- _Dataset rows about figures_
_ _ _ _

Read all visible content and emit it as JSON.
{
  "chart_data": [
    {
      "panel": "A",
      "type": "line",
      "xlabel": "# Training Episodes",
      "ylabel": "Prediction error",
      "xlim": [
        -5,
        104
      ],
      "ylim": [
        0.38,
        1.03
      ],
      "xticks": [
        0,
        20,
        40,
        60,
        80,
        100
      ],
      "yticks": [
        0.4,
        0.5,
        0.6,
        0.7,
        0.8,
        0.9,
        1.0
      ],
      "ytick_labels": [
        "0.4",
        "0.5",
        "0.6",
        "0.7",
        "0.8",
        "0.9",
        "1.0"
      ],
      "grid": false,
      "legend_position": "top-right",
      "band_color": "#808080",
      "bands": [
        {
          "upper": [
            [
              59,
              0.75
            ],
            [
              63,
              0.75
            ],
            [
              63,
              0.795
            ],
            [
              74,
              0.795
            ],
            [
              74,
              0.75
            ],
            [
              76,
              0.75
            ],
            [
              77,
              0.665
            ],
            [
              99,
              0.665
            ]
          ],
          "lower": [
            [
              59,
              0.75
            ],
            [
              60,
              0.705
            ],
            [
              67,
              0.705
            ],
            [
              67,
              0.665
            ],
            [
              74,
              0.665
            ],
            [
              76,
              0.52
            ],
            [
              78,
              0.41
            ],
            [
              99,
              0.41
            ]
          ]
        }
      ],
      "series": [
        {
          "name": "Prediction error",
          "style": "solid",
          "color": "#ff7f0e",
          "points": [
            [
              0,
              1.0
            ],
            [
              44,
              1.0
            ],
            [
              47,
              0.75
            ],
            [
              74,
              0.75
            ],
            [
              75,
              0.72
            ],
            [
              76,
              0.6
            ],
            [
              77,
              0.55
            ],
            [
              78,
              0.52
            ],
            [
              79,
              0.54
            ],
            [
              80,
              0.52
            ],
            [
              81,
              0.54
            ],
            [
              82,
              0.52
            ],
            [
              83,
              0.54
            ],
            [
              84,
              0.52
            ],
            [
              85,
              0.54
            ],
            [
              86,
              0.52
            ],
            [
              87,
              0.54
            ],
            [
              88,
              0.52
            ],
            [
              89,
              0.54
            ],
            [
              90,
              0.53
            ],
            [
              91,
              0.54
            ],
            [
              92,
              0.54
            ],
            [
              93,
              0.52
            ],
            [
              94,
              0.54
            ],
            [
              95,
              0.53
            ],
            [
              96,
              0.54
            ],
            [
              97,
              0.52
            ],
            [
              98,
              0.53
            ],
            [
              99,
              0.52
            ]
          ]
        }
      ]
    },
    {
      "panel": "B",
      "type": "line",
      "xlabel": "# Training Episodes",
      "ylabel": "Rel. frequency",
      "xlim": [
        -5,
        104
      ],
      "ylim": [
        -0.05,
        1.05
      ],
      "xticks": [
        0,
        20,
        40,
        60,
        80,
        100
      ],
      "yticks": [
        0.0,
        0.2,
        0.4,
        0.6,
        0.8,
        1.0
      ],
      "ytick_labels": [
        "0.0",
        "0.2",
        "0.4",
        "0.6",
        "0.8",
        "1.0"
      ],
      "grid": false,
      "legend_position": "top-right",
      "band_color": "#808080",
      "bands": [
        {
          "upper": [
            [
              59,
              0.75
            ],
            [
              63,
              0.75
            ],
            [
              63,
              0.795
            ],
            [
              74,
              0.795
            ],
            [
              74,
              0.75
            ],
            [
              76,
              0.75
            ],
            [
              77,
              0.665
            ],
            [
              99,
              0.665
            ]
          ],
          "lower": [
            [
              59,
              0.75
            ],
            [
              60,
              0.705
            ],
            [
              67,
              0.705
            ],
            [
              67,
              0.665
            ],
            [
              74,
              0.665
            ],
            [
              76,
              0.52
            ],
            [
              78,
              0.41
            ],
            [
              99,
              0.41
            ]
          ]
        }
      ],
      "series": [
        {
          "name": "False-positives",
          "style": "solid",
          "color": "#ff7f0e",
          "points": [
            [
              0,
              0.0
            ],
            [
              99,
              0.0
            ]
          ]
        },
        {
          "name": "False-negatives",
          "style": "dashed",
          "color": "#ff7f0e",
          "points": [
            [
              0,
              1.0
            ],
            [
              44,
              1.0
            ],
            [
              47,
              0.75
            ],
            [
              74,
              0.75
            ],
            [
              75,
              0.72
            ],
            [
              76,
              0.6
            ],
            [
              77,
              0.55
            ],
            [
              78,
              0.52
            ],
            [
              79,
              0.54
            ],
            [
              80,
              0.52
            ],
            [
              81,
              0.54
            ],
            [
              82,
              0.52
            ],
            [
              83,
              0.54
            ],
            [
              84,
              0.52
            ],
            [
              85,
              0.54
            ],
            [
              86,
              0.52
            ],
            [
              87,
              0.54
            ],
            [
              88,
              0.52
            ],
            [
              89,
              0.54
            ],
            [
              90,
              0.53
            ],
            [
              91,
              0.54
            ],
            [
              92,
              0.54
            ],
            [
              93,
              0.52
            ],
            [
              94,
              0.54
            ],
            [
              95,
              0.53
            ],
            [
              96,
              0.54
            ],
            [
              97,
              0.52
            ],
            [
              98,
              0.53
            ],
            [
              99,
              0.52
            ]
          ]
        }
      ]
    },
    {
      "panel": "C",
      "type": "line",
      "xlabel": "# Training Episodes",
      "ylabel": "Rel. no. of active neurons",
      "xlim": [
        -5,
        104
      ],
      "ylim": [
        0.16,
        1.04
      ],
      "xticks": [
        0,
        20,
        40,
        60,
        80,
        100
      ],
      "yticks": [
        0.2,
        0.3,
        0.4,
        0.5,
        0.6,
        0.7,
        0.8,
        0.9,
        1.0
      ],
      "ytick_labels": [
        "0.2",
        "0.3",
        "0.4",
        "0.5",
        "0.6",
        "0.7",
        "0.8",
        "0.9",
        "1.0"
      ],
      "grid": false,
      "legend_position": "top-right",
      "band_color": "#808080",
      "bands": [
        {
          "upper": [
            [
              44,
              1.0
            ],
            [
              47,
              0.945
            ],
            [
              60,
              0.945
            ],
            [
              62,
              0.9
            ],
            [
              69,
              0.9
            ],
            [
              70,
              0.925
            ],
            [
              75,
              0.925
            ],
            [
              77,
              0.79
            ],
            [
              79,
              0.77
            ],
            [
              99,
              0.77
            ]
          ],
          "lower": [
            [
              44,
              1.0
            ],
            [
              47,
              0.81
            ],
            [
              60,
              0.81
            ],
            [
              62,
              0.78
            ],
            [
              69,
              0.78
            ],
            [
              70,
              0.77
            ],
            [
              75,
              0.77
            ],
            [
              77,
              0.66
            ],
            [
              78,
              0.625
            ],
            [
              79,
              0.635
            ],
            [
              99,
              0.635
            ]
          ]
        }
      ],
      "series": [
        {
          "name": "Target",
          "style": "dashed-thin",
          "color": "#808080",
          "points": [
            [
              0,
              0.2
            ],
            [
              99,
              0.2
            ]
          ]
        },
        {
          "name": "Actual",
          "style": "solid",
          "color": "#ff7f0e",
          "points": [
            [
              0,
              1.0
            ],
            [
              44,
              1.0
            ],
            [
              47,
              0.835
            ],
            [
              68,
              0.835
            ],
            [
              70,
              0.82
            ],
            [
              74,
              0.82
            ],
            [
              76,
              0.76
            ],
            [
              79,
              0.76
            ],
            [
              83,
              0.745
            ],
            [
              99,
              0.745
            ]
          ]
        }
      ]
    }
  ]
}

_ _ _ _

- _WHAT TO DO_
Without leaving anything out, give the entries again exactly.

- _THE ANSWER_
Read all visible content and emit it as JSON.
{
  "chart_data": [
    {
      "panel": "A",
      "type": "line",
      "xlabel": "# Training Episodes",
      "ylabel": "Prediction error",
      "xlim": [
        -5,
        104
      ],
      "ylim": [
        0.38,
        1.03
      ],
      "xticks": [
        0,
        20,
        40,
        60,
        80,
        100
      ],
      "yticks": [
        0.4,
        0.5,
        0.6,
        0.7,
        0.8,
        0.9,
        1.0
      ],
      "ytick_labels": [
        "0.4",
        "0.5",
        "0.6",
        "0.7",
        "0.8",
        "0.9",
        "1.0"
      ],
      "grid": false,
      "legend_position": "top-right",
      "band_color": "#808080",
      "bands": [
        {
          "upper": [
            [
              59,
              0.75
            ],
            [
              63,
              0.75
            ],
            [
              63,
              0.795
            ],
            [
              74,
              0.795
            ],
            [
              74,
              0.75
            ],
            [
              76,
              0.75
            ],
            [
              77,
              0.665
            ],
            [
              99,
              0.665
            ]
          ],
          "lower": [
            [
              59,
              0.75
            ],
            [
              60,
              0.705
            ],
            [
              67,
              0.705
            ],
            [
              67,
              0.665
            ],
            [
              74,
              0.665
            ],
            [
              76,
              0.52
            ],
            [
              78,
              0.41
            ],
            [
              99,
              0.41
            ]
          ]
        }
      ],
      "series": [
        {
          "name": "Prediction error",
          "style": "solid",
          "color": "#ff7f0e",
          "points": [
            [
              0,
              1.0
            ],
            [
              44,
              1.0
            ],
            [
              47,
              0.75
            ],
            [
              74,
              0.75
            ],
            [
              75,
              0.72
            ],
            [
              76,
              0.6
            ],
            [
              77,
              0.55
            ],
            [
              78,
              0.52
            ],
            [
              79,
              0.54
            ],
            [
              80,
              0.52
            ],
            [
              81,
              0.54
            ],
            [
              82,
              0.52
            ],
            [
              83,
              0.54
            ],
            [
              84,
              0.52
            ],
            [
              85,
              0.54
            ],
            [
              86,
              0.52
            ],
            [
              87,
              0.54
            ],
            [
              88,
              0.52
            ],
            [
              89,
              0.54
            ],
            [
              90,
              0.53
            ],
            [
              91,
              0.54
            ],
            [
              92,
              0.54
            ],
            [
              93,
              0.52
            ],
            [
              94,
              0.54
            ],
            [
              95,
              0.53
            ],
            [
              96,
              0.54
            ],
            [
              97,
              0.52
            ],
            [
              98,
              0.53
            ],
            [
              99,
              0.52
            ]
          ]
        }
      ]
    },
    {
      "panel": "B",
      "type": "line",
      "xlabel": "# Training Episodes",
      "ylabel": "Rel. frequency",
      "xlim": [
        -5,
        104
      ],
      "ylim": [
        -0.05,
        1.05
      ],
      "xticks": [
        0,
        20,
        40,
        60,
        80,
        100
      ],
      "yticks": [
        0.0,
        0.2,
        0.4,
        0.6,
        0.8,
        1.0
      ],
      "ytick_labels": [
        "0.0",
        "0.2",
        "0.4",
        "0.6",
        "0.8",
        "1.0"
      ],
      "grid": false,
      "legend_position": "top-right",
      "band_color": "#808080",
      "bands": [
        {
          "upper": [
            [
              59,
              0.75
            ],
            [
              63,
              0.75
            ],
            [
              63,
              0.795
            ],
            [
              74,
              0.795
            ],
            [
              74,
              0.75
            ],
            [
              76,
              0.75
            ],
            [
              77,
              0.665
            ],
            [
              99,
              0.665
            ]
          ],
          "lower": [
            [
              59,
              0.75
            ],
            [
              60,
              0.705
            ],
            [
              67,
              0.705
            ],
            [
              67,
              0.665
            ],
            [
              74,
              0.665
            ],
            [
              76,
              0.52
            ],
            [
              78,
              0.41
            ],
            [
              99,
              0.41
            ]
          ]
        }
      ],
      "series": [
        {
          "name": "False-positives",
          "style": "solid",
          "color": "#ff7f0e",
          "points": [
            [
              0,
              0.0
            ],
            [
              99,
              0.0
            ]
          ]
        },
        {
          "name": "False-negatives",
          "style": "dashed",
          "color": "#ff7f0e",
          "points": [
            [
              0,
              1.0
            ],
            [
              44,
              1.0
            ],
            [
              47,
              0.75
            ],
            [
              74,
              0.75
            ],
            [
              75,
              0.72
            ],
            [
              76,
              0.6
            ],
            [
              77,
              0.55
            ],
            [
              78,
              0.52
            ],
            [
              79,
              0.54
            ],
            [
              80,
              0.52
            ],
            [
              81,
              0.54
            ],
            [
              82,
              0.52
            ],
            [
              83,
              0.54
            ],
            [
              84,
              0.52
            ],
            [
              85,
              0.54
            ],
            [
              86,
              0.52
            ],
            [
              87,
              0.54
            ],
            [
              88,
              0.52
            ],
            [
              89,
              0.54
            ],
            [
              90,
              0.53
            ],
            [
              91,
              0.54
            ],
            [
              92,
              0.54
            ],
            [
              93,
              0.52
            ],
            [
              94,
              0.54
            ],
            [
              95,
              0.53
            ],
            [
              96,
              0.54
            ],
            [
              97,
              0.52
            ],
            [
              98,
              0.53
            ],
            [
              99,
              0.52
            ]
          ]
        }
      ]
    },
    {
      "panel": "C",
      "type": "line",
      "xlabel": "# Training Episodes",
      "ylabel": "Rel. no. of active neurons",
      "xlim": [
        -5,
        104
      ],
      "ylim": [
        0.16,
        1.04
      ],
      "xticks": [
        0,
        20,
        40,
        60,
        80,
        100
      ],
      "yticks": [
        0.2,
        0.3,
        0.4,
        0.5,
        0.6,
        0.7,
        0.8,
        0.9,
        1.0
      ],
      "ytick_labels": [
        "0.2",
        "0.3",
        "0.4",
        "0.5",
        "0.6",
        "0.7",
        "0.8",
        "0.9",
        "1.0"
      ],
      "grid": false,
      "legend_position": "top-right",
      "band_color": "#808080",
      "bands": [
        {
          "upper": [
            [
              44,
              1.0
            ],
            [
              47,
              0.945
            ],
            [
              60,
              0.945
            ],
            [
              62,
              0.9
            ],
            [
              69,
              0.9
            ],
            [
              70,
              0.925
            ],
            [
              75,
              0.925
            ],
            [
              77,
              0.79
            ],
            [
              79,
              0.77
            ],
            [
              99,
              0.77
            ]
          ],
          "lower": [
            [
              44,
              1.0
            ],
            [
              47,
              0.81
            ],
            [
              60,
              0.81
            ],
            [
              62,
              0.78
            ],
            [
              69,
              0.78
            ],
            [
              70,
              0.77
            ],
            [
              75,
              0.77
            ],
            [
              77,
              0.66
            ],
            [
              78,
              0.625
            ],
            [
              79,
              0.635
            ],
            [
              99,
              0.635
            ]
          ]
        }
      ],
      "series": [
        {
          "name": "Target",
          "style": "dashed-thin",
          "color": "#808080",
          "points": [
            [
              0,
              0.2
            ],
            [
              99,
              0.2
            ]
          ]
        },
        {
          "name": "Actual",
          "style": "solid",
          "color": "#ff7f0e",
          "points": [
            [
              0,
              1.0
            ],
            [
              44,
              1.0
            ],
            [
              47,
              0.835
            ],
            [
              68,
              0.835
            ],
            [
              70,
              0.82
            ],
            [
              74,
              0.82
            ],
            [
              76,
              0.76
            ],
            [
              79,
              0.76
            ],
            [
              83,
              0.745
            ],
            [
              99,
              0.745
            ]
          ]
        }
      ]
    }
  ]
}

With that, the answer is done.